* Extracts from a graphics dataset
begin

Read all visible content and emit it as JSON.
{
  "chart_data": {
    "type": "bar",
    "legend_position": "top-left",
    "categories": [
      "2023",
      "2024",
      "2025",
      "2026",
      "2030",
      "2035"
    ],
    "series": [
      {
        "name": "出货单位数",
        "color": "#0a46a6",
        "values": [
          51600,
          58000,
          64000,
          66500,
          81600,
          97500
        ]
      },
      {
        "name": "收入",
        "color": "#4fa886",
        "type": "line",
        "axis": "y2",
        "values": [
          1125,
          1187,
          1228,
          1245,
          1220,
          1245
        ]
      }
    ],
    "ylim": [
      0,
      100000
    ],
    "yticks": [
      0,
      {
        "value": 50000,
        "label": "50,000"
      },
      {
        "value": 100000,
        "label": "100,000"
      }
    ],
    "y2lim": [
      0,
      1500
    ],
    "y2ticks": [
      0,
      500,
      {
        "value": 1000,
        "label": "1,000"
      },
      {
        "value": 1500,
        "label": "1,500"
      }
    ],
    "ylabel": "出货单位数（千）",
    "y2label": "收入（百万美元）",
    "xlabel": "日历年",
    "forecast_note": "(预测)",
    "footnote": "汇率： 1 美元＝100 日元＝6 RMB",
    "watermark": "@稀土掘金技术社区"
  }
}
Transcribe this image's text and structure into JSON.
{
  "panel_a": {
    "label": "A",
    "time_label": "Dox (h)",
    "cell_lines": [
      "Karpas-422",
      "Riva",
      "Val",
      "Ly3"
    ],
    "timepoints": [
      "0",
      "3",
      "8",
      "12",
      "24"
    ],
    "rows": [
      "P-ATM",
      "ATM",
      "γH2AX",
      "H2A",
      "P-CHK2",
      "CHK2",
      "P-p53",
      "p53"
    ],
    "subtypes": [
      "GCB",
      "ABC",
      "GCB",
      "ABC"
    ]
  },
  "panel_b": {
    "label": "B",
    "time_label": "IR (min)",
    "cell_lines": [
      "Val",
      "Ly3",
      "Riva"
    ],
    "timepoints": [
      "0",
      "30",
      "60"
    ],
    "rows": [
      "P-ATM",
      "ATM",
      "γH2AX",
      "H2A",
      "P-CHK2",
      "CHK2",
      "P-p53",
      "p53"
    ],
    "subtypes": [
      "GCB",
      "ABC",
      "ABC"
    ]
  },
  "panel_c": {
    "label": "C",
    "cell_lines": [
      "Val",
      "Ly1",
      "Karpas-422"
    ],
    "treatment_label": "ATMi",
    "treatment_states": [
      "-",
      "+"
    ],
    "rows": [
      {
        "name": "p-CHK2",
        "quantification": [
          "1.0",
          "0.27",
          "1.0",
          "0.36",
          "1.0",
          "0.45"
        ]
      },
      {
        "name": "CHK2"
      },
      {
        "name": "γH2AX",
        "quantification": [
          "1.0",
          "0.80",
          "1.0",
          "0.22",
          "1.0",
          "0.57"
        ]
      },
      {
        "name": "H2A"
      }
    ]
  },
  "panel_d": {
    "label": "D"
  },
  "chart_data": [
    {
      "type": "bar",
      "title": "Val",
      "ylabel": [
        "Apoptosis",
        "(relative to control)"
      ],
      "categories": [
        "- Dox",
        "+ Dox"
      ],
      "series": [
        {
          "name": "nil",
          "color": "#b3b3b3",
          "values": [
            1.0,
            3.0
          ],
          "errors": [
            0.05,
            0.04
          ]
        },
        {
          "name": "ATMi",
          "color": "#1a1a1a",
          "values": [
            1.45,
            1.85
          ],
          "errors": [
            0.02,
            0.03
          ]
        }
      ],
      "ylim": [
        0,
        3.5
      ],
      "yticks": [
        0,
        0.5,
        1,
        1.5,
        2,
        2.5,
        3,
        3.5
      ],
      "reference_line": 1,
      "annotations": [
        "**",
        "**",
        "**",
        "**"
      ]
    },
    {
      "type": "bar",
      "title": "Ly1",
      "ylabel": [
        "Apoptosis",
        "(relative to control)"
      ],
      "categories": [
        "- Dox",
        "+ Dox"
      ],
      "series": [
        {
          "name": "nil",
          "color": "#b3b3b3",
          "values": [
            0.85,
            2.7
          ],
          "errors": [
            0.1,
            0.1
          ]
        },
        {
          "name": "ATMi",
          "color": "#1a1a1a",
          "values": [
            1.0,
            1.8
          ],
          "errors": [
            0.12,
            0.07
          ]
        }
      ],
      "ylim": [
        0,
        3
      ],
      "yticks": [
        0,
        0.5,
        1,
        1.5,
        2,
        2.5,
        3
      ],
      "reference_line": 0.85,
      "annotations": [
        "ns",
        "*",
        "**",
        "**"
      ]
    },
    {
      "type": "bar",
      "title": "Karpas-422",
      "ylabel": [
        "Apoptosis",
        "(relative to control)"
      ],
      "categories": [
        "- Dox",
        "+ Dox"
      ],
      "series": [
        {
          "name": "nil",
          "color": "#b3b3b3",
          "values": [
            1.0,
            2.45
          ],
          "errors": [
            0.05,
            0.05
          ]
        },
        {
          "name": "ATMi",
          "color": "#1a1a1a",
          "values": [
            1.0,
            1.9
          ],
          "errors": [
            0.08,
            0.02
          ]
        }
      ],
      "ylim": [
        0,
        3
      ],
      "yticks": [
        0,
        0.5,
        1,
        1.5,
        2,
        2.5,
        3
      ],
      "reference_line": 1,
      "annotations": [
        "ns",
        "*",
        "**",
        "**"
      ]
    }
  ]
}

end

* TASK STATEMENT
Give all the records again. Match them exactly.

* FULL RESPONSE
Read all visible content and emit it as JSON.
{
  "chart_data": {
    "type": "bar",
    "legend_position": "top-left",
    "categories": [
      "2023",
      "2024",
      "2025",
      "2026",
      "2030",
      "2035"
    ],
    "series": [
      {
        "name": "出货单位数",
        "color": "#0a46a6",
        "values": [
          51600,
          58000,
          64000,
          66500,
          81600,
          97500
        ]
      },
      {
        "name": "收入",
        "color": "#4fa886",
        "type": "line",
        "axis": "y2",
        "values": [
          1125,
          1187,
          1228,
          1245,
          1220,
          1245
        ]
      }
    ],
    "ylim": [
      0,
      100000
    ],
    "yticks": [
      0,
      {
        "value": 50000,
        "label": "50,000"
      },
      {
        "value": 100000,
        "label": "100,000"
      }
    ],
    "y2lim": [
      0,
      1500
    ],
    "y2ticks": [
      0,
      500,
      {
        "value": 1000,
        "label": "1,000"
      },
      {
        "value": 1500,
        "label": "1,500"
      }
    ],
    "ylabel": "出货单位数（千）",
    "y2label": "收入（百万美元）",
    "xlabel": "日历年",
    "forecast_note": "(预测)",
    "footnote": "汇率： 1 美元＝100 日元＝6 RMB",
    "watermark": "@稀土掘金技术社区"
  }
}
Transcribe this image's text and structure into JSON.
{
  "panel_a": {
    "label": "A",
    "time_label": "Dox (h)",
    "cell_lines": [
      "Karpas-422",
      "Riva",
      "Val",
      "Ly3"
    ],
    "timepoints": [
      "0",
      "3",
      "8",
      "12",
      "24"
    ],
    "rows": [
      "P-ATM",
      "ATM",
      "γH2AX",
      "H2A",
      "P-CHK2",
      "CHK2",
      "P-p53",
      "p53"
    ],
    "subtypes": [
      "GCB",
      "ABC",
      "GCB",
      "ABC"
    ]
  },
  "panel_b": {
    "label": "B",
    "time_label": "IR (min)",
    "cell_lines": [
      "Val",
      "Ly3",
      "Riva"
    ],
    "timepoints": [
      "0",
      "30",
      "60"
    ],
    "rows": [
      "P-ATM",
      "ATM",
      "γH2AX",
      "H2A",
      "P-CHK2",
      "CHK2",
      "P-p53",
      "p53"
    ],
    "subtypes": [
      "GCB",
      "ABC",
      "ABC"
    ]
  },
  "panel_c": {
    "label": "C",
    "cell_lines": [
      "Val",
      "Ly1",
      "Karpas-422"
    ],
    "treatment_label": "ATMi",
    "treatment_states": [
      "-",
      "+"
    ],
    "rows": [
      {
        "name": "p-CHK2",
        "quantification": [
          "1.0",
          "0.27",
          "1.0",
          "0.36",
          "1.0",
          "0.45"
        ]
      },
      {
        "name": "CHK2"
      },
      {
        "name": "γH2AX",
        "quantification": [
          "1.0",
          "0.80",
          "1.0",
          "0.22",
          "1.0",
          "0.57"
        ]
      },
      {
        "name": "H2A"
      }
    ]
  },
  "panel_d": {
    "label": "D"
  },
  "chart_data": [
    {
      "type": "bar",
      "title": "Val",
      "ylabel": [
        "Apoptosis",
        "(relative to control)"
      ],
      "categories": [
        "- Dox",
        "+ Dox"
      ],
      "series": [
        {
          "name": "nil",
          "color": "#b3b3b3",
          "values": [
            1.0,
            3.0
          ],
          "errors": [
            0.05,
            0.04
          ]
        },
        {
          "name": "ATMi",
          "color": "#1a1a1a",
          "values": [
            1.45,
            1.85
          ],
          "errors": [
            0.02,
            0.03
          ]
        }
      ],
      "ylim": [
        0,
        3.5
      ],
      "yticks": [
        0,
        0.5,
        1,
        1.5,
        2,
        2.5,
        3,
        3.5
      ],
      "reference_line": 1,
      "annotations": [
        "**",
        "**",
        "**",
        "**"
      ]
    },
    {
      "type": "bar",
      "title": "Ly1",
      "ylabel": [
        "Apoptosis",
        "(relative to control)"
      ],
      "categories": [
        "- Dox",
        "+ Dox"
      ],
      "series": [
        {
          "name": "nil",
          "color": "#b3b3b3",
          "values": [
            0.85,
            2.7
          ],
          "errors": [
            0.1,
            0.1
          ]
        },
        {
          "name": "ATMi",
          "color": "#1a1a1a",
          "values": [
            1.0,
            1.8
          ],
          "errors": [
            0.12,
            0.07
          ]
        }
      ],
      "ylim": [
        0,
        3
      ],
      "yticks": [
        0,
        0.5,
        1,
        1.5,
        2,
        2.5,
        3
      ],
      "reference_line": 0.85,
      "annotations": [
        "ns",
        "*",
        "**",
        "**"
      ]
    },
    {
      "type": "bar",
      "title": "Karpas-422",
      "ylabel": [
        "Apoptosis",
        "(relative to control)"
      ],
      "categories": [
        "- Dox",
        "+ Dox"
      ],
      "series": [
        {
          "name": "nil",
          "color": "#b3b3b3",
          "values": [
            1.0,
            2.45
          ],
          "errors": [
            0.05,
            0.05
          ]
        },
        {
          "name": "ATMi",
          "color": "#1a1a1a",
          "values": [
            1.0,
            1.9
          ],
          "errors": [
            0.08,
            0.02
          ]
        }
      ],
      "ylim": [
        0,
        3
      ],
      "yticks": [
        0,
        0.5,
        1,
        1.5,
        2,
        2.5,
        3
      ],
      "reference_line": 1,
      "annotations": [
        "ns",
        "*",
        "**",
        "**"
      ]
    }
  ]
}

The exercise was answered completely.